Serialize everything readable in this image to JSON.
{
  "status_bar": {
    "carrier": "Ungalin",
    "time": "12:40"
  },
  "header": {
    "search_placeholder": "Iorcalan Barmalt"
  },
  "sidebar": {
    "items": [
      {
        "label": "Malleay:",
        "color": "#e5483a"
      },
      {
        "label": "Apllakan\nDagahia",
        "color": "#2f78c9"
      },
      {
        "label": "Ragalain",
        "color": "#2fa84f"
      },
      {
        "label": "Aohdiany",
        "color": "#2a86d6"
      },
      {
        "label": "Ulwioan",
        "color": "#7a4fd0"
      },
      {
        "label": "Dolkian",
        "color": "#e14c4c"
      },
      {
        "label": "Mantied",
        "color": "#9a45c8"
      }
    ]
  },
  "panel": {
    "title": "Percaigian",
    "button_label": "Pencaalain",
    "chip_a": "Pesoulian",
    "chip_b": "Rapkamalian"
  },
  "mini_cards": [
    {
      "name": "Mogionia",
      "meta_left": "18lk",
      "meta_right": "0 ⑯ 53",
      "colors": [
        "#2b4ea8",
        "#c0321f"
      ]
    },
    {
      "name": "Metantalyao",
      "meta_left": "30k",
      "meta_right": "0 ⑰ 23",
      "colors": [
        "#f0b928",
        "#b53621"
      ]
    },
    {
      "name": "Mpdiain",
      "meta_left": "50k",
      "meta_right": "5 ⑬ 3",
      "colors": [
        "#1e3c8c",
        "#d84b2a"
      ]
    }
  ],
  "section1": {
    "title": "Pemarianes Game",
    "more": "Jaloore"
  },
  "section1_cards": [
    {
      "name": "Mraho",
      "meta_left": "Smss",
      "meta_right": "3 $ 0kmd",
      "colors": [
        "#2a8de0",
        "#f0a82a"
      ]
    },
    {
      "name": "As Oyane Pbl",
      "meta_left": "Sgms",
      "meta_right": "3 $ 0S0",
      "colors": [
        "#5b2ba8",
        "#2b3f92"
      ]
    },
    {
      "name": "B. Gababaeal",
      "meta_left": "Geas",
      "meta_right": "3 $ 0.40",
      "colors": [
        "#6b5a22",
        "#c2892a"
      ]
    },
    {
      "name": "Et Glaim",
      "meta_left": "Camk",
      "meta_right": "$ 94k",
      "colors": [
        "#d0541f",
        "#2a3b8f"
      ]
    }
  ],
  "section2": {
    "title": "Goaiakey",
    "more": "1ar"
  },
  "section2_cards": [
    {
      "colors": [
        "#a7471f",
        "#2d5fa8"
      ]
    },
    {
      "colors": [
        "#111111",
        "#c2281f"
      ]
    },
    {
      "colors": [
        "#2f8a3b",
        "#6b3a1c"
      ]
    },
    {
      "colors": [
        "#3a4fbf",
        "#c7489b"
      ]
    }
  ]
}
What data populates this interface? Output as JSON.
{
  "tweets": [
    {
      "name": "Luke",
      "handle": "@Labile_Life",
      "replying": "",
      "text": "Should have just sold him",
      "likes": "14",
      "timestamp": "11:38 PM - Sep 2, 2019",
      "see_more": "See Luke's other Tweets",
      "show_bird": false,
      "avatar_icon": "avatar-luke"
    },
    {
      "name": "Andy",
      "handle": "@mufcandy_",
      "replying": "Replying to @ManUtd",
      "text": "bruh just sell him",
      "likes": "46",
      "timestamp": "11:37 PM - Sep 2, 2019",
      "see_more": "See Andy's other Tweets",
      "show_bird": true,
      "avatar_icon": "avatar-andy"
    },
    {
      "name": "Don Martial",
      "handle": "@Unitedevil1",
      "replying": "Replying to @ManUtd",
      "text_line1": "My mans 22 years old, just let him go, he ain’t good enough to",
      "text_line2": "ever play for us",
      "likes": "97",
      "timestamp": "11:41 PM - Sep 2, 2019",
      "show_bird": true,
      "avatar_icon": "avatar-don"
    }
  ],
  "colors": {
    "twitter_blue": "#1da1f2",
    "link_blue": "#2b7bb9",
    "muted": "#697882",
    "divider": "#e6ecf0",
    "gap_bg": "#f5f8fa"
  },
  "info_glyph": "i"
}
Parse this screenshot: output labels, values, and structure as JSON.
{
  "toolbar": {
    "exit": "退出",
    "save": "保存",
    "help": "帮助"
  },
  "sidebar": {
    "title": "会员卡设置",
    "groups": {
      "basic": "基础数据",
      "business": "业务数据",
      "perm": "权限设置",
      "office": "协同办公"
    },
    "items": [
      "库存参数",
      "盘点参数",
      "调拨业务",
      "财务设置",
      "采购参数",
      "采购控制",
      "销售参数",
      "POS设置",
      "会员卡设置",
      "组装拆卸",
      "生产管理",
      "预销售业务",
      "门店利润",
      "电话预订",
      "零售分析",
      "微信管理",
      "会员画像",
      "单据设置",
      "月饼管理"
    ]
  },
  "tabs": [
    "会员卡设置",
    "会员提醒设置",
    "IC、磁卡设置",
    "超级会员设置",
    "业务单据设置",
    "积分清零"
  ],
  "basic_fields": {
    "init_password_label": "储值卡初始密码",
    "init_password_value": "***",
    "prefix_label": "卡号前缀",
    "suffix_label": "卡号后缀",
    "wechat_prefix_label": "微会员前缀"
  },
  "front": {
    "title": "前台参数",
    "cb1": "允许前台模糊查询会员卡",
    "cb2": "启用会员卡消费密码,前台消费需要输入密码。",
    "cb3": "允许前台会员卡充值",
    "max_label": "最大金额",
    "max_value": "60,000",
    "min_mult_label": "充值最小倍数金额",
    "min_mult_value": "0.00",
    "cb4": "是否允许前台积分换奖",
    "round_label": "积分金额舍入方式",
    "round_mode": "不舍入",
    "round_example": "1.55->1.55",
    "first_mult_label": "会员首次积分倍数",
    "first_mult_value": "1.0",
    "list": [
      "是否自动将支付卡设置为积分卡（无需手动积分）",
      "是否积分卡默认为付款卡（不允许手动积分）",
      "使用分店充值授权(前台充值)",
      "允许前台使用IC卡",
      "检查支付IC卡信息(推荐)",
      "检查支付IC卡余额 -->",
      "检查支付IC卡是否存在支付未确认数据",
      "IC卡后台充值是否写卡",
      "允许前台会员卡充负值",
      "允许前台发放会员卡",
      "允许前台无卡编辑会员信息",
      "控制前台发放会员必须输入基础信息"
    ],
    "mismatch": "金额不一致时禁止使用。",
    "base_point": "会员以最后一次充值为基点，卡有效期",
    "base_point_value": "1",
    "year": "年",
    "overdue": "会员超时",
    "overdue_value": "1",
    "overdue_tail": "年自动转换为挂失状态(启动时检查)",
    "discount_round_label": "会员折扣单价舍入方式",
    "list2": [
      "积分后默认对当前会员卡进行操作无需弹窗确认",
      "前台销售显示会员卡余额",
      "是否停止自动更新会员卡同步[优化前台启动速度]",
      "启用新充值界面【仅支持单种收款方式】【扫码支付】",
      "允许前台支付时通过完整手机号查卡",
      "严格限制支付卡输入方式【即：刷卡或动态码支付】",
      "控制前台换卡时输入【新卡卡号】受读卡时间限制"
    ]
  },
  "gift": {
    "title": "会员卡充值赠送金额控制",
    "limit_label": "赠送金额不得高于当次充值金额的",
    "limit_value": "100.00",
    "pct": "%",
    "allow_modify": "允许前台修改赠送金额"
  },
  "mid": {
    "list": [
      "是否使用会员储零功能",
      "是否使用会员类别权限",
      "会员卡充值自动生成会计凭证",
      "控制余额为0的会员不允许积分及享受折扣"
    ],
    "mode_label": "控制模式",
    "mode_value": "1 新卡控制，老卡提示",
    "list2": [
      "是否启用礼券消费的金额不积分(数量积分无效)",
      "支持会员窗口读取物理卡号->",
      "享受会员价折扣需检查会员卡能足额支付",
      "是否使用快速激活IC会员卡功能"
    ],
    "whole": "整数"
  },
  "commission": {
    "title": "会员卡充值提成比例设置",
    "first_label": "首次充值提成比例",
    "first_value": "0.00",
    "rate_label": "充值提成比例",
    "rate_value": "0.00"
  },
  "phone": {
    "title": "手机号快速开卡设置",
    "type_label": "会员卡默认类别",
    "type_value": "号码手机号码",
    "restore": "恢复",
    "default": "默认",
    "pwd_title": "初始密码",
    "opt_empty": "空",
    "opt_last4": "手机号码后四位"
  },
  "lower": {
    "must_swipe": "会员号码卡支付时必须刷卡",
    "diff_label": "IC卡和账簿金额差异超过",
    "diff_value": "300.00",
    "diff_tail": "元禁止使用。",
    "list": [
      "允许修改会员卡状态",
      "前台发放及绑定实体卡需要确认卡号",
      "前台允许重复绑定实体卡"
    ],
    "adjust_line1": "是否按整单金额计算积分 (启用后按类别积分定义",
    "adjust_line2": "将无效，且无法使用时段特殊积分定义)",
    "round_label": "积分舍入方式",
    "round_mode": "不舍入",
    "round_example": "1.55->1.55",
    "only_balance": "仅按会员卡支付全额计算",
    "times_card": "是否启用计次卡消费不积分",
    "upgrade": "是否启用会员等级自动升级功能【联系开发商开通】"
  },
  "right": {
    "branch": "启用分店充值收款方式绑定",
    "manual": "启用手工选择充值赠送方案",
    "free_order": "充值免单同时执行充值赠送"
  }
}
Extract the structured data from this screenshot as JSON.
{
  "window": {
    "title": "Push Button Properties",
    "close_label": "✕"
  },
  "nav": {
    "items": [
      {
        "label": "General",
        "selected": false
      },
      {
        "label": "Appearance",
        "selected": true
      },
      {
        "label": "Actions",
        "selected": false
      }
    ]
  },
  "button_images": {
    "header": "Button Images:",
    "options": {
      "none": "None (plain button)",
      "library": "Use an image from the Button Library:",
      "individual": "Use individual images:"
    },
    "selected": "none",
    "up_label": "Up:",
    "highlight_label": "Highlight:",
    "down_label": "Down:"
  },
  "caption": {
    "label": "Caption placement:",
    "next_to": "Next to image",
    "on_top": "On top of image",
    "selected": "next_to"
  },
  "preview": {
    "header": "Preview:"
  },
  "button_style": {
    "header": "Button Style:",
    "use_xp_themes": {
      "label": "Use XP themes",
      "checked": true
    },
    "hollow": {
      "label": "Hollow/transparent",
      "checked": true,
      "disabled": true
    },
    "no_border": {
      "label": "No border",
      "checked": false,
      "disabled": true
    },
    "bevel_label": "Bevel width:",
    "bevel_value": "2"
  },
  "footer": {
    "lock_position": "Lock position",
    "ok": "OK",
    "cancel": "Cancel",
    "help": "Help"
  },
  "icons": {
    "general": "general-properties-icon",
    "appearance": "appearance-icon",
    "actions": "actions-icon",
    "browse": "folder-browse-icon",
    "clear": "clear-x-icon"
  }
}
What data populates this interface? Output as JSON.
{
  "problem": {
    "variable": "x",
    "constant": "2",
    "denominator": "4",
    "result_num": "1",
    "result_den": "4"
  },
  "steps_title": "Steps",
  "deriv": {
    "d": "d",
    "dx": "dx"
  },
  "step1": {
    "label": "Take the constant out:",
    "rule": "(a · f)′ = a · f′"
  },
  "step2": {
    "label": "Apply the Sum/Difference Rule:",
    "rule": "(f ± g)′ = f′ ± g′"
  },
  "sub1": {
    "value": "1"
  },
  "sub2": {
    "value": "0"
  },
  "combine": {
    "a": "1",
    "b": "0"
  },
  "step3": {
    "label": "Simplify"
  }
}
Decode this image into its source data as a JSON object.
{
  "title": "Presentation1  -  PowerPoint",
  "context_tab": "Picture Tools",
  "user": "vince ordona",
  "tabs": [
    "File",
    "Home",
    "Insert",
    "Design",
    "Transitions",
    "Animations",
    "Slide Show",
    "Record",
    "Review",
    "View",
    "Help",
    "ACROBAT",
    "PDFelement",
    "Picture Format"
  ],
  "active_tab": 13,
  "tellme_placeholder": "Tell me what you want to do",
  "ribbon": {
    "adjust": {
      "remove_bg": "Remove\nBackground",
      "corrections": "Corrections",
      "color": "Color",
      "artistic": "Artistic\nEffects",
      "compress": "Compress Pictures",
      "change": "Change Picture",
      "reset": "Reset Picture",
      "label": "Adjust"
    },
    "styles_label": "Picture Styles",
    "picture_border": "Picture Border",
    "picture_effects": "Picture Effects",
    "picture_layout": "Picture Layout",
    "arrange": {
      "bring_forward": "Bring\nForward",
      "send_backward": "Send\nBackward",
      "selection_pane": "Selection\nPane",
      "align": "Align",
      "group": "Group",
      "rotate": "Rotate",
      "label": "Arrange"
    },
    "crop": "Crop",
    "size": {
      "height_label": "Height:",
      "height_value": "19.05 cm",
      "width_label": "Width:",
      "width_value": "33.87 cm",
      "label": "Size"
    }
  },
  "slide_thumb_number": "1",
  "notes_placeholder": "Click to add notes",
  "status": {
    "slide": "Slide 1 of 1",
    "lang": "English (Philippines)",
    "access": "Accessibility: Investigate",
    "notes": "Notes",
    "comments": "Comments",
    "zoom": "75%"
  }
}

· · · ·

Objective |
Copy out each line of the material that holds the word "from".

Solution for this exercise |
Extract the structured data from this screenshot as JSON.
      "library": "Use an image from the Button Library:",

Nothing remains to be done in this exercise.